Problem to solve - From the listing below, pull each line that includes "name".

____________

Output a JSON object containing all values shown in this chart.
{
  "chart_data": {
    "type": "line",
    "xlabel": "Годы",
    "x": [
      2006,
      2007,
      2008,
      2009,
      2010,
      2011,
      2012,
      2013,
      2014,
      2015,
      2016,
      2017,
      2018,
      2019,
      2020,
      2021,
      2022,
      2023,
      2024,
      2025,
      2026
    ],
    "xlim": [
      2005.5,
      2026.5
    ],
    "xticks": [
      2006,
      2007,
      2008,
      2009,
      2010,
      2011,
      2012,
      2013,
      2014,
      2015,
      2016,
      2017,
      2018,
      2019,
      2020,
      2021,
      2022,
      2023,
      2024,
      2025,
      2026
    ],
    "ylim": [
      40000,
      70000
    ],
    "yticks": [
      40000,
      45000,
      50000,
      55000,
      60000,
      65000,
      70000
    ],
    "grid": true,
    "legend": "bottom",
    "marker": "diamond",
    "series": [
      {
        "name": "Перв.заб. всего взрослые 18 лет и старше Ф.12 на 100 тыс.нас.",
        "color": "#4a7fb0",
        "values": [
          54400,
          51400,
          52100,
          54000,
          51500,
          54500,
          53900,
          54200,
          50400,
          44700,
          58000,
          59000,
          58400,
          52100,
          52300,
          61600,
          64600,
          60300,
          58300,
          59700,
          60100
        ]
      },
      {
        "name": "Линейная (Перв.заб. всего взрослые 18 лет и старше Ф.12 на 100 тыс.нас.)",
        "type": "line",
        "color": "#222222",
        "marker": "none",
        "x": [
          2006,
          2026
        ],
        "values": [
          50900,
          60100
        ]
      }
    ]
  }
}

____________

The solution -
        "name": "Перв.заб. всего взрослые 18 лет и старше Ф.12 на 100 тыс.нас.",
        "name": "Линейная (Перв.заб. всего взрослые 18 лет и старше Ф.12 на 100 тыс.нас.)",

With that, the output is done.